### [EXERCISE OBJECTIVE]
Pick out each line below containing "styckena".

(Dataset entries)
──────────────────────────────

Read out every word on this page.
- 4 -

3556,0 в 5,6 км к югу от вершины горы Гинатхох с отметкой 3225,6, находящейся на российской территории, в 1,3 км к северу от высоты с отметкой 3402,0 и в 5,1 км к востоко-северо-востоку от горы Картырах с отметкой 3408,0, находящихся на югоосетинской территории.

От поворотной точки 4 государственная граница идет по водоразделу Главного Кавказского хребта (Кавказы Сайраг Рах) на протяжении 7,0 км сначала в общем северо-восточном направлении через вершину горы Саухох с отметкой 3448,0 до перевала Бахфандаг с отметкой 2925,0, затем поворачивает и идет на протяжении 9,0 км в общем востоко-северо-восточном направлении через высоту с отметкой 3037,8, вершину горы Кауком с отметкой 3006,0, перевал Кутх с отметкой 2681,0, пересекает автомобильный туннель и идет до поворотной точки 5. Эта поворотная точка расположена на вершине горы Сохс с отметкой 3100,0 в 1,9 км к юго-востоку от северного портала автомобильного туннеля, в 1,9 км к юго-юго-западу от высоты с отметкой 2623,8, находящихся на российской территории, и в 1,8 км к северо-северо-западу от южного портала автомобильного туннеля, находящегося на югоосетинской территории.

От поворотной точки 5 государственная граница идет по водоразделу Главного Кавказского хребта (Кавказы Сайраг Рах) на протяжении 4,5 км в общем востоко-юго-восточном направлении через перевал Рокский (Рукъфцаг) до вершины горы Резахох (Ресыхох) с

──────────────────────────────

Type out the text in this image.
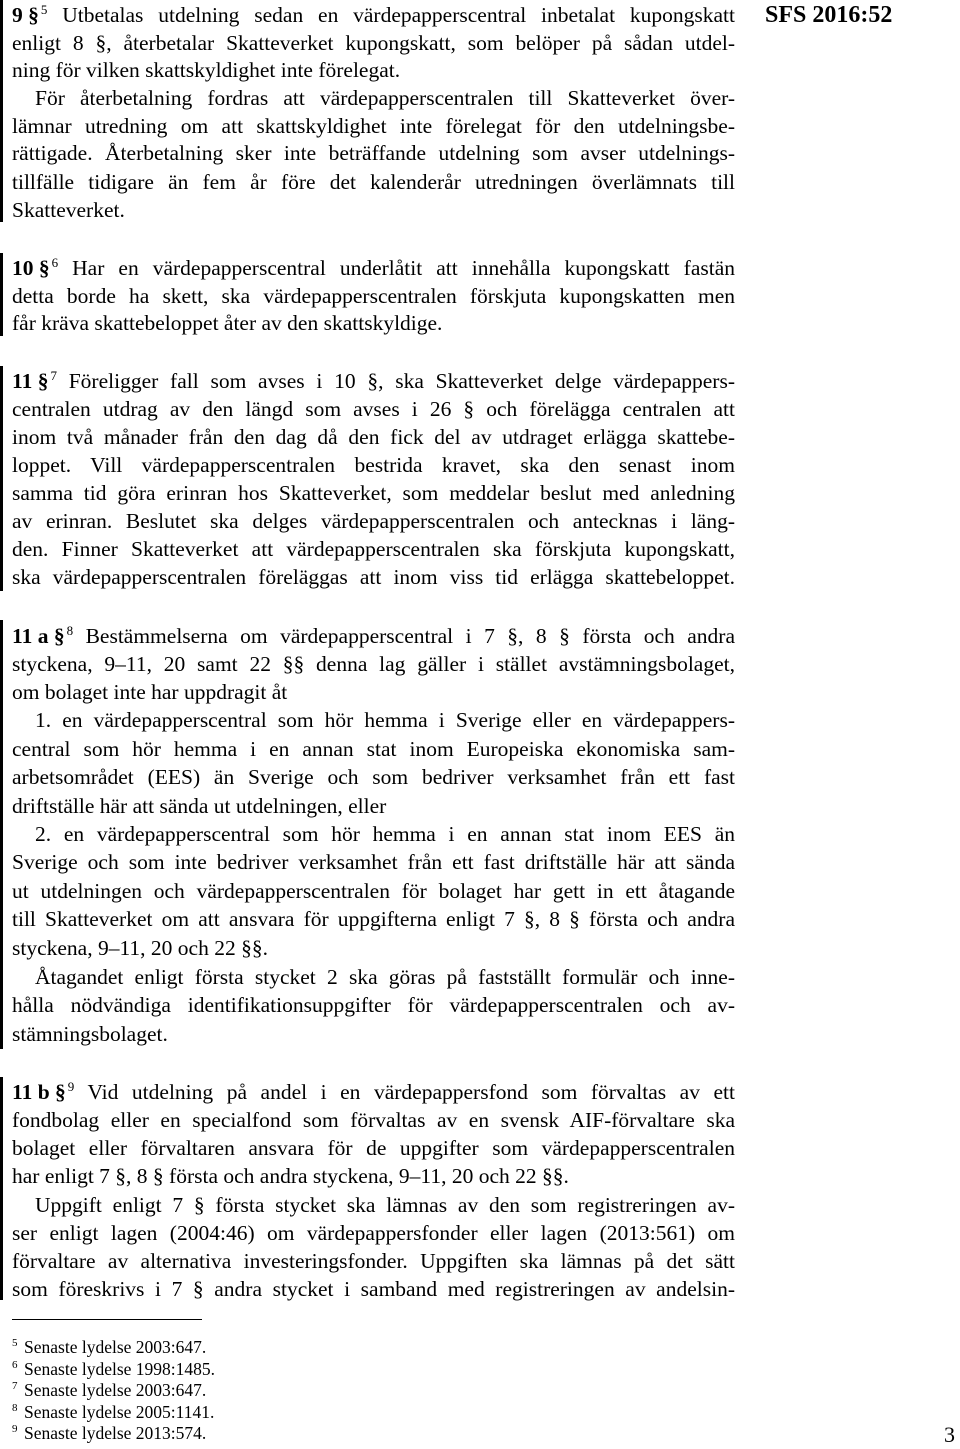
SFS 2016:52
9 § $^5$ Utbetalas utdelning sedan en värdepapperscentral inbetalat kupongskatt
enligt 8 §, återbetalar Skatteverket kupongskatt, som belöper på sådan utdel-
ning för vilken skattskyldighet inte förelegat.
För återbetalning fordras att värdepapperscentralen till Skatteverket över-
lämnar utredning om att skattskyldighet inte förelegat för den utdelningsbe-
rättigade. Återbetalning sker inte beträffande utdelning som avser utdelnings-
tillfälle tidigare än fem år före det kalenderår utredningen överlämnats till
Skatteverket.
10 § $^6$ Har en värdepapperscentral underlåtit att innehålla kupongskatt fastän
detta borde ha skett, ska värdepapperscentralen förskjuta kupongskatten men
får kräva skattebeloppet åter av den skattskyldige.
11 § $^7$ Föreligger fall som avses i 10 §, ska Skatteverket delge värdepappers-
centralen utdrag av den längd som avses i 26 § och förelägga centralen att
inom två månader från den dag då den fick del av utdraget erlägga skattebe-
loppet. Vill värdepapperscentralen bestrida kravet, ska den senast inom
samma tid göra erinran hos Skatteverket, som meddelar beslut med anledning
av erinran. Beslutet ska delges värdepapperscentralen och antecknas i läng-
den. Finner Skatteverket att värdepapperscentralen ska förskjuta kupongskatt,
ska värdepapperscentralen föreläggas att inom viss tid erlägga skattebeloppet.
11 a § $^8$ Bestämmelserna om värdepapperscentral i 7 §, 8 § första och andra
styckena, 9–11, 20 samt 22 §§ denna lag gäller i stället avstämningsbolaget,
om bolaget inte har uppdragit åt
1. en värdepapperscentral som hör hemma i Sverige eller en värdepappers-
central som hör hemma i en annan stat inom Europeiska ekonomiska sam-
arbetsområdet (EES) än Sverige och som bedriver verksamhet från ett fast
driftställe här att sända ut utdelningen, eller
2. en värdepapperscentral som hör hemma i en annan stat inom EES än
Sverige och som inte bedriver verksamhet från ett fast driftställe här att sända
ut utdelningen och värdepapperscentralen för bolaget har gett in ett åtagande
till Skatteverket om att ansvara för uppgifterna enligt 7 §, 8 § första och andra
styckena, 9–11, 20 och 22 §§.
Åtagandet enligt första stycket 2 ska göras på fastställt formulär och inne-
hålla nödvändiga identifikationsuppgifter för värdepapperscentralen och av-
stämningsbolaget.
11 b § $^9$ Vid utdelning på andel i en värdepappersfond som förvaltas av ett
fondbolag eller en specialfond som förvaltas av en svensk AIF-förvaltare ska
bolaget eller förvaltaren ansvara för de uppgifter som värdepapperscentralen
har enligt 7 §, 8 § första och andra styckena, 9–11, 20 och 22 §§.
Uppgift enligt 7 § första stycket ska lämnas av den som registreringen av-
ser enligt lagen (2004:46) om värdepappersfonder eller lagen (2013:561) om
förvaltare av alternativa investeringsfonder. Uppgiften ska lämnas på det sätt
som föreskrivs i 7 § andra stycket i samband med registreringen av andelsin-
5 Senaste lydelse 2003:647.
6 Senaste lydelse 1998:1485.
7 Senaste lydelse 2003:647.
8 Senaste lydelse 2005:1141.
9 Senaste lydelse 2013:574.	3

──────────────────────────────

### [ANSWER TO THIS PROBLEM]
styckena, 9–11, 20 samt 22 §§ denna lag gäller i stället avstämningsbolaget,
styckena, 9–11, 20 och 22 §§.
har enligt 7 §, 8 § första och andra styckena, 9–11, 20 och 22 §§.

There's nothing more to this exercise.